Write the data below out exactly as it stands. Do not include the pictures.

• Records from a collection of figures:
• • •

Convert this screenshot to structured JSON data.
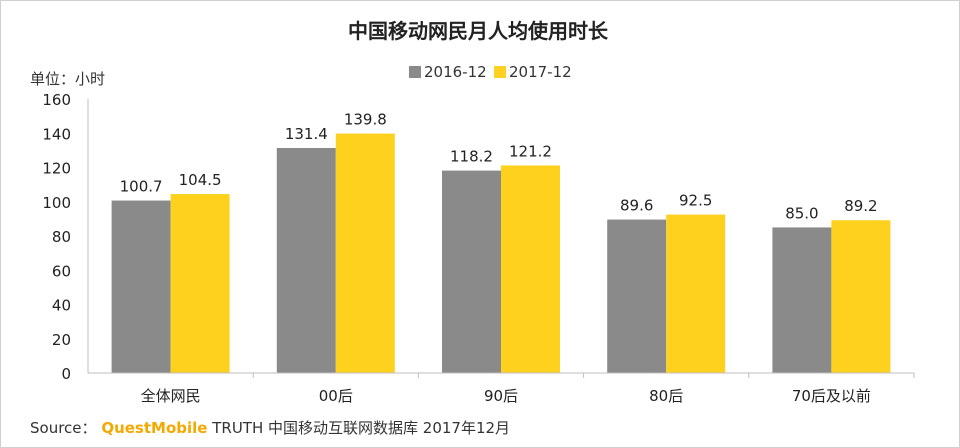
{
  "chart_data": {
    "type": "bar",
    "title": "中国移动网民月人均使用时长",
    "unit_label": "单位：小时",
    "categories": [
      "全体网民",
      "00后",
      "90后",
      "80后",
      "70后及以前"
    ],
    "series": [
      {
        "name": "2016-12",
        "values": [
          100.7,
          131.4,
          118.2,
          89.6,
          85.0
        ],
        "labels": [
          "100.7",
          "131.4",
          "118.2",
          "89.6",
          "85.0"
        ],
        "color": "#8a8a8a"
      },
      {
        "name": "2017-12",
        "values": [
          104.5,
          139.8,
          121.2,
          92.5,
          89.2
        ],
        "labels": [
          "104.5",
          "139.8",
          "121.2",
          "92.5",
          "89.2"
        ],
        "color": "#ffd11f"
      }
    ],
    "yticks": [
      "0",
      "20",
      "40",
      "60",
      "80",
      "100",
      "120",
      "140",
      "160"
    ],
    "ylim": [
      0,
      160
    ],
    "grid": false,
    "legend_position": "top-center"
  },
  "source": {
    "prefix": "Source：",
    "brand": "QuestMobile",
    "rest": "TRUTH 中国移动互联网数据库 2017年12月"
  }
}
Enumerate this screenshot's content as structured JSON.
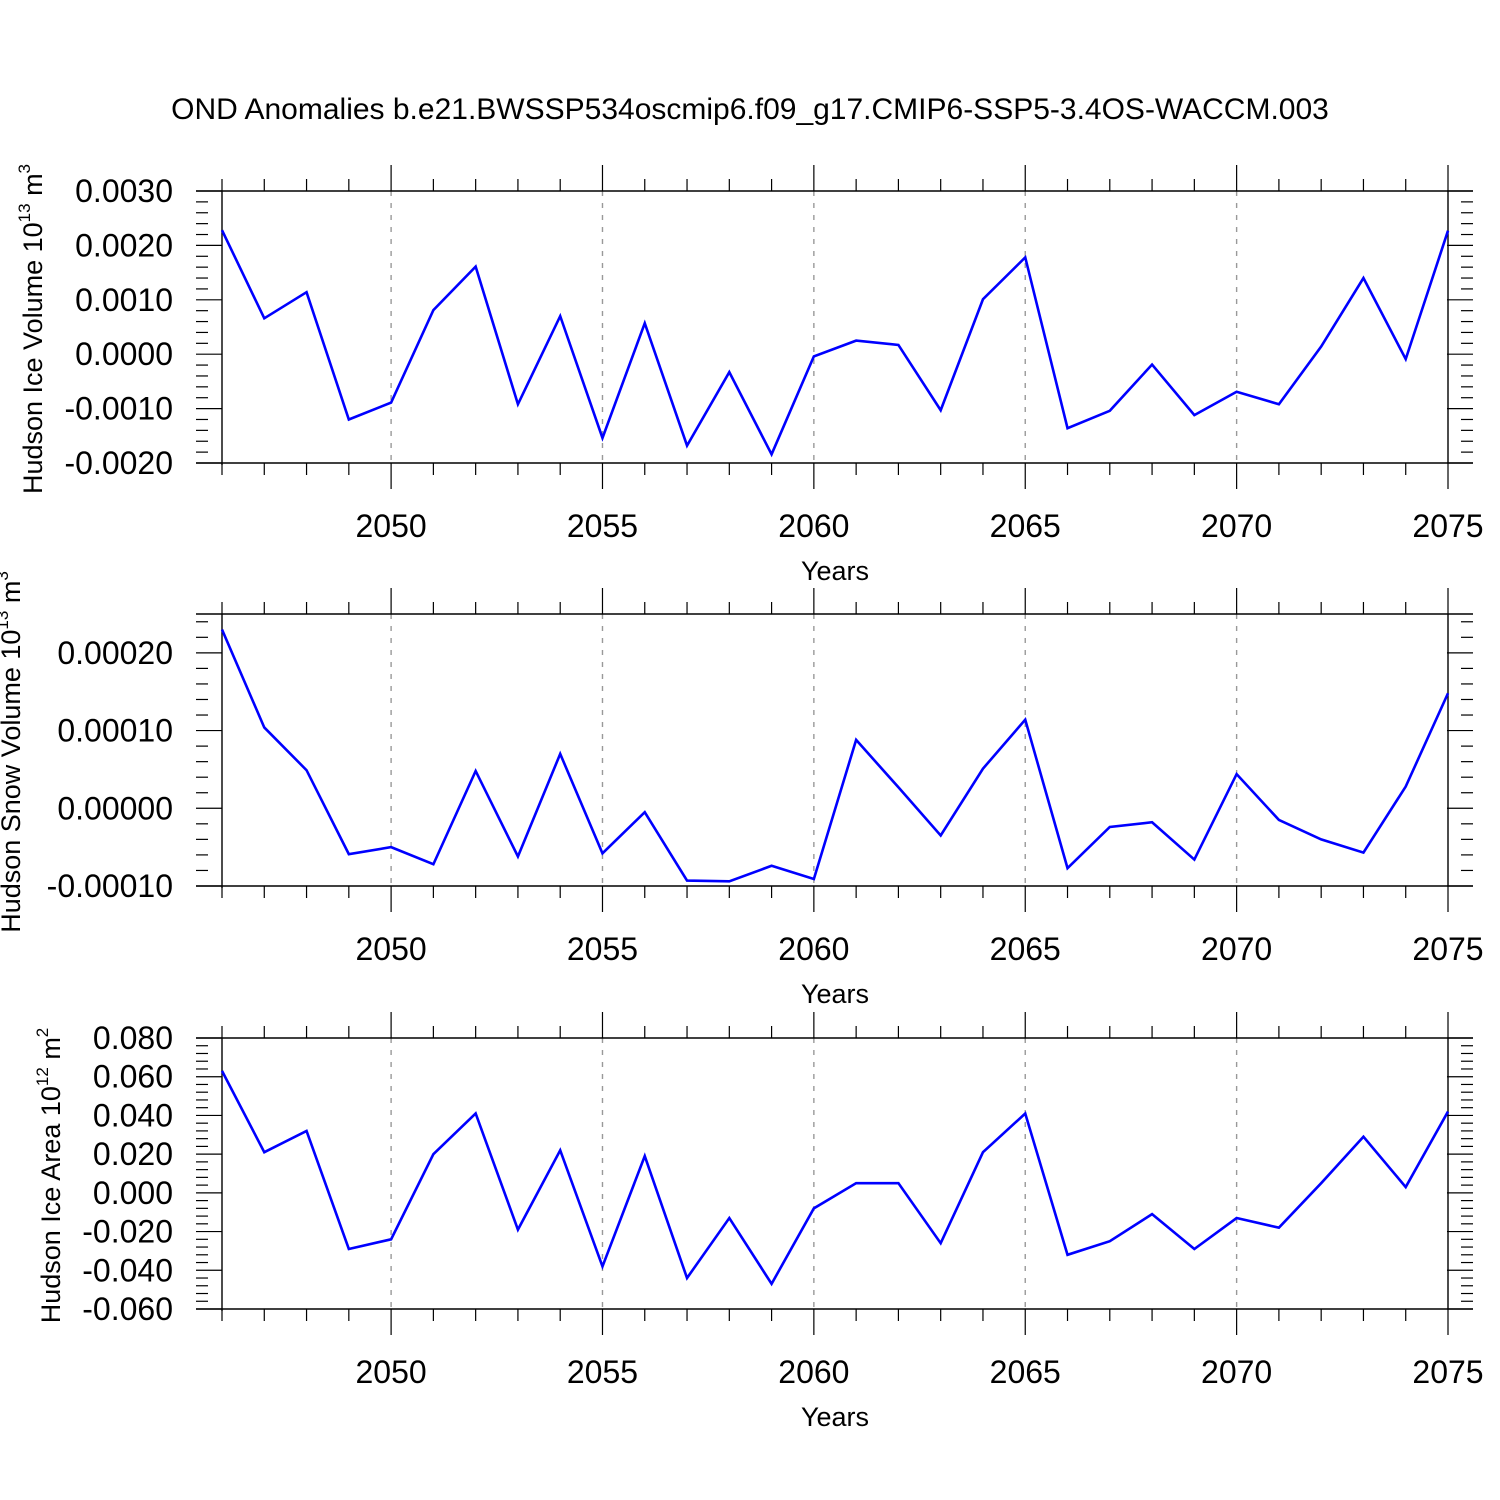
{
  "title": "OND Anomalies b.e21.BWSSP534oscmip6.f09_g17.CMIP6-SSP5-3.4OS-WACCM.003",
  "colors": {
    "line": "#0000ff",
    "axis": "#000000",
    "grid": "#999999"
  },
  "chart_data": [
    {
      "type": "line",
      "ylabel": {
        "main": "Hudson Ice Volume 10",
        "exp": "13",
        "unit": " m",
        "unit_exp": "3"
      },
      "xlabel": "Years",
      "xlim": [
        2046,
        2075
      ],
      "ylim": [
        -0.002,
        0.003
      ],
      "yticks": [
        -0.002,
        -0.001,
        0.0,
        0.001,
        0.002,
        0.003
      ],
      "ytick_labels": [
        "-0.0020",
        "-0.0010",
        "0.0000",
        "0.0010",
        "0.0020",
        "0.0030"
      ],
      "xticks": [
        2050,
        2055,
        2060,
        2065,
        2070,
        2075
      ],
      "xtick_labels": [
        "2050",
        "2055",
        "2060",
        "2065",
        "2070",
        "2075"
      ],
      "x": [
        2046,
        2047,
        2048,
        2049,
        2050,
        2051,
        2052,
        2053,
        2054,
        2055,
        2056,
        2057,
        2058,
        2059,
        2060,
        2061,
        2062,
        2063,
        2064,
        2065,
        2066,
        2067,
        2068,
        2069,
        2070,
        2071,
        2072,
        2073,
        2074,
        2075
      ],
      "series": [
        {
          "values": [
            0.00228,
            0.00066,
            0.00114,
            -0.0012,
            -0.00089,
            0.00081,
            0.00161,
            -0.00092,
            0.0007,
            -0.00154,
            0.00057,
            -0.00168,
            -0.00033,
            -0.00184,
            -4e-05,
            0.00025,
            0.00017,
            -0.00103,
            0.00101,
            0.00178,
            -0.00136,
            -0.00104,
            -0.00019,
            -0.00112,
            -0.00069,
            -0.00092,
            0.00014,
            0.0014,
            -9e-05,
            0.00227
          ]
        }
      ]
    },
    {
      "type": "line",
      "ylabel": {
        "main": "Hudson Snow Volume 10",
        "exp": "13",
        "unit": " m",
        "unit_exp": "3"
      },
      "xlabel": "Years",
      "xlim": [
        2046,
        2075
      ],
      "ylim": [
        -0.0001,
        0.00025
      ],
      "yticks": [
        -0.0001,
        0.0,
        0.0001,
        0.0002
      ],
      "ytick_labels": [
        "-0.00010",
        "0.00000",
        "0.00010",
        "0.00020"
      ],
      "xticks": [
        2050,
        2055,
        2060,
        2065,
        2070,
        2075
      ],
      "xtick_labels": [
        "2050",
        "2055",
        "2060",
        "2065",
        "2070",
        "2075"
      ],
      "x": [
        2046,
        2047,
        2048,
        2049,
        2050,
        2051,
        2052,
        2053,
        2054,
        2055,
        2056,
        2057,
        2058,
        2059,
        2060,
        2061,
        2062,
        2063,
        2064,
        2065,
        2066,
        2067,
        2068,
        2069,
        2070,
        2071,
        2072,
        2073,
        2074,
        2075
      ],
      "series": [
        {
          "values": [
            0.00023,
            0.000104,
            4.9e-05,
            -5.9e-05,
            -5e-05,
            -7.2e-05,
            4.8e-05,
            -6.2e-05,
            7e-05,
            -5.8e-05,
            -5e-06,
            -9.3e-05,
            -9.4e-05,
            -7.4e-05,
            -9.1e-05,
            8.8e-05,
            2.7e-05,
            -3.5e-05,
            5.1e-05,
            0.000114,
            -7.7e-05,
            -2.4e-05,
            -1.8e-05,
            -6.6e-05,
            4.4e-05,
            -1.5e-05,
            -4e-05,
            -5.7e-05,
            2.8e-05,
            0.000148
          ]
        }
      ]
    },
    {
      "type": "line",
      "ylabel": {
        "main": "Hudson Ice Area 10",
        "exp": "12",
        "unit": " m",
        "unit_exp": "2"
      },
      "xlabel": "Years",
      "xlim": [
        2046,
        2075
      ],
      "ylim": [
        -0.06,
        0.08
      ],
      "yticks": [
        -0.06,
        -0.04,
        -0.02,
        0.0,
        0.02,
        0.04,
        0.06,
        0.08
      ],
      "ytick_labels": [
        "-0.060",
        "-0.040",
        "-0.020",
        "0.000",
        "0.020",
        "0.040",
        "0.060",
        "0.080"
      ],
      "xticks": [
        2050,
        2055,
        2060,
        2065,
        2070,
        2075
      ],
      "xtick_labels": [
        "2050",
        "2055",
        "2060",
        "2065",
        "2070",
        "2075"
      ],
      "x": [
        2046,
        2047,
        2048,
        2049,
        2050,
        2051,
        2052,
        2053,
        2054,
        2055,
        2056,
        2057,
        2058,
        2059,
        2060,
        2061,
        2062,
        2063,
        2064,
        2065,
        2066,
        2067,
        2068,
        2069,
        2070,
        2071,
        2072,
        2073,
        2074,
        2075
      ],
      "series": [
        {
          "values": [
            0.063,
            0.021,
            0.032,
            -0.029,
            -0.024,
            0.02,
            0.041,
            -0.019,
            0.022,
            -0.038,
            0.019,
            -0.044,
            -0.013,
            -0.047,
            -0.008,
            0.005,
            0.005,
            -0.026,
            0.021,
            0.041,
            -0.032,
            -0.025,
            -0.011,
            -0.029,
            -0.013,
            -0.018,
            0.005,
            0.029,
            0.003,
            0.042
          ]
        }
      ]
    }
  ]
}
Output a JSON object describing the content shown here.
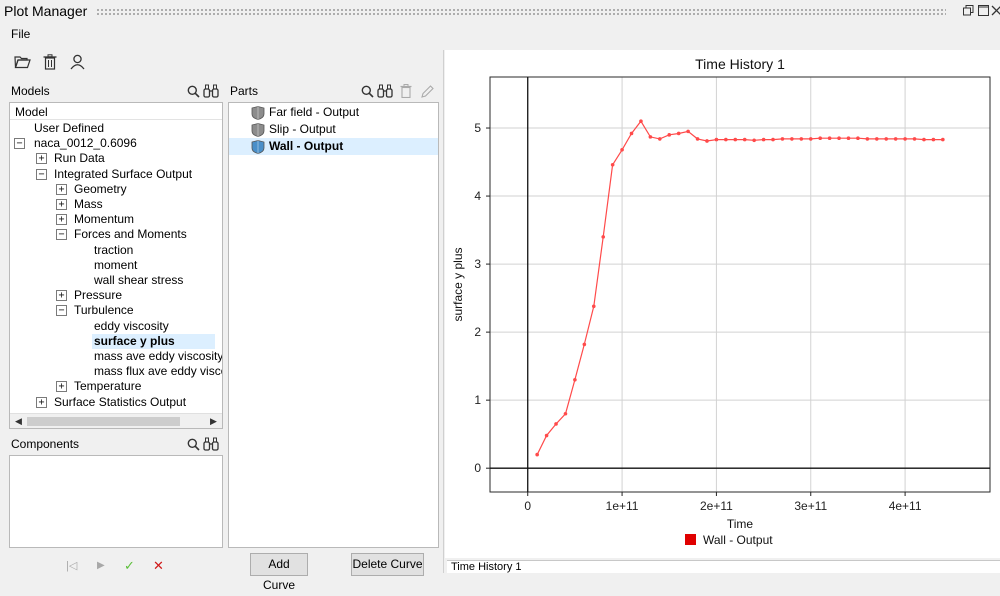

• • •

• FINISHED ANSWER:
Convert this screenshot to structured JSON data.
{
  "chart_data": {
    "type": "bar",
    "title": "中国移动网民月人均使用时长",
    "unit_label": "单位：小时",
    "categories": [
      "全体网民",
      "00后",
      "90后",
      "80后",
      "70后及以前"
    ],
    "series": [
      {
        "name": "2016-12",
        "values": [
          100.7,
          131.4,
          118.2,
          89.6,
          85.0
        ],
        "labels": [
          "100.7",
          "131.4",
          "118.2",
          "89.6",
          "85.0"
        ],
        "color": "#8a8a8a"
      },
      {
        "name": "2017-12",
        "values": [
          104.5,
          139.8,
          121.2,
          92.5,
          89.2
        ],
        "labels": [
          "104.5",
          "139.8",
          "121.2",
          "92.5",
          "89.2"
        ],
        "color": "#ffd11f"
      }
    ],
    "yticks": [
      "0",
      "20",
      "40",
      "60",
      "80",
      "100",
      "120",
      "140",
      "160"
    ],
    "ylim": [
      0,
      160
    ],
    "grid": false,
    "legend_position": "top-center"
  },
  "source": {
    "prefix": "Source：",
    "brand": "QuestMobile",
    "rest": "TRUTH 中国移动互联网数据库 2017年12月"
  }
}
Enumerate this screenshot's content as structured JSON.
{
  "title": "OND Anomalies b.e21.BWSSP534oscmip6.f09_g17.CMIP6-SSP5-3.4OS-WACCM.003",
  "colors": {
    "line": "#0000ff",
    "axis": "#000000",
    "grid": "#999999"
  },
  "chart_data": [
    {
      "type": "line",
      "ylabel": {
        "main": "Hudson Ice Volume 10",
        "exp": "13",
        "unit": " m",
        "unit_exp": "3"
      },
      "xlabel": "Years",
      "xlim": [
        2046,
        2075
      ],
      "ylim": [
        -0.002,
        0.003
      ],
      "yticks": [
        -0.002,
        -0.001,
        0.0,
        0.001,
        0.002,
        0.003
      ],
      "ytick_labels": [
        "-0.0020",
        "-0.0010",
        "0.0000",
        "0.0010",
        "0.0020",
        "0.0030"
      ],
      "xticks": [
        2050,
        2055,
        2060,
        2065,
        2070,
        2075
      ],
      "xtick_labels": [
        "2050",
        "2055",
        "2060",
        "2065",
        "2070",
        "2075"
      ],
      "x": [
        2046,
        2047,
        2048,
        2049,
        2050,
        2051,
        2052,
        2053,
        2054,
        2055,
        2056,
        2057,
        2058,
        2059,
        2060,
        2061,
        2062,
        2063,
        2064,
        2065,
        2066,
        2067,
        2068,
        2069,
        2070,
        2071,
        2072,
        2073,
        2074,
        2075
      ],
      "series": [
        {
          "values": [
            0.00228,
            0.00066,
            0.00114,
            -0.0012,
            -0.00089,
            0.00081,
            0.00161,
            -0.00092,
            0.0007,
            -0.00154,
            0.00057,
            -0.00168,
            -0.00033,
            -0.00184,
            -4e-05,
            0.00025,
            0.00017,
            -0.00103,
            0.00101,
            0.00178,
            -0.00136,
            -0.00104,
            -0.00019,
            -0.00112,
            -0.00069,
            -0.00092,
            0.00014,
            0.0014,
            -9e-05,
            0.00227
          ]
        }
      ]
    },
    {
      "type": "line",
      "ylabel": {
        "main": "Hudson Snow Volume 10",
        "exp": "13",
        "unit": " m",
        "unit_exp": "3"
      },
      "xlabel": "Years",
      "xlim": [
        2046,
        2075
      ],
      "ylim": [
        -0.0001,
        0.00025
      ],
      "yticks": [
        -0.0001,
        0.0,
        0.0001,
        0.0002
      ],
      "ytick_labels": [
        "-0.00010",
        "0.00000",
        "0.00010",
        "0.00020"
      ],
      "xticks": [
        2050,
        2055,
        2060,
        2065,
        2070,
        2075
      ],
      "xtick_labels": [
        "2050",
        "2055",
        "2060",
        "2065",
        "2070",
        "2075"
      ],
      "x": [
        2046,
        2047,
        2048,
        2049,
        2050,
        2051,
        2052,
        2053,
        2054,
        2055,
        2056,
        2057,
        2058,
        2059,
        2060,
        2061,
        2062,
        2063,
        2064,
        2065,
        2066,
        2067,
        2068,
        2069,
        2070,
        2071,
        2072,
        2073,
        2074,
        2075
      ],
      "series": [
        {
          "values": [
            0.00023,
            0.000104,
            4.9e-05,
            -5.9e-05,
            -5e-05,
            -7.2e-05,
            4.8e-05,
            -6.2e-05,
            7e-05,
            -5.8e-05,
            -5e-06,
            -9.3e-05,
            -9.4e-05,
            -7.4e-05,
            -9.1e-05,
            8.8e-05,
            2.7e-05,
            -3.5e-05,
            5.1e-05,
            0.000114,
            -7.7e-05,
            -2.4e-05,
            -1.8e-05,
            -6.6e-05,
            4.4e-05,
            -1.5e-05,
            -4e-05,
            -5.7e-05,
            2.8e-05,
            0.000148
          ]
        }
      ]
    },
    {
      "type": "line",
      "ylabel": {
        "main": "Hudson Ice Area 10",
        "exp": "12",
        "unit": " m",
        "unit_exp": "2"
      },
      "xlabel": "Years",
      "xlim": [
        2046,
        2075
      ],
      "ylim": [
        -0.06,
        0.08
      ],
      "yticks": [
        -0.06,
        -0.04,
        -0.02,
        0.0,
        0.02,
        0.04,
        0.06,
        0.08
      ],
      "ytick_labels": [
        "-0.060",
        "-0.040",
        "-0.020",
        "0.000",
        "0.020",
        "0.040",
        "0.060",
        "0.080"
      ],
      "xticks": [
        2050,
        2055,
        2060,
        2065,
        2070,
        2075
      ],
      "xtick_labels": [
        "2050",
        "2055",
        "2060",
        "2065",
        "2070",
        "2075"
      ],
      "x": [
        2046,
        2047,
        2048,
        2049,
        2050,
        2051,
        2052,
        2053,
        2054,
        2055,
        2056,
        2057,
        2058,
        2059,
        2060,
        2061,
        2062,
        2063,
        2064,
        2065,
        2066,
        2067,
        2068,
        2069,
        2070,
        2071,
        2072,
        2073,
        2074,
        2075
      ],
      "series": [
        {
          "values": [
            0.063,
            0.021,
            0.032,
            -0.029,
            -0.024,
            0.02,
            0.041,
            -0.019,
            0.022,
            -0.038,
            0.019,
            -0.044,
            -0.013,
            -0.047,
            -0.008,
            0.005,
            0.005,
            -0.026,
            0.021,
            0.041,
            -0.032,
            -0.025,
            -0.011,
            -0.029,
            -0.013,
            -0.018,
            0.005,
            0.029,
            0.003,
            0.042
          ]
        }
      ]
    }
  ]
}
Output a JSON object describing the content shown here.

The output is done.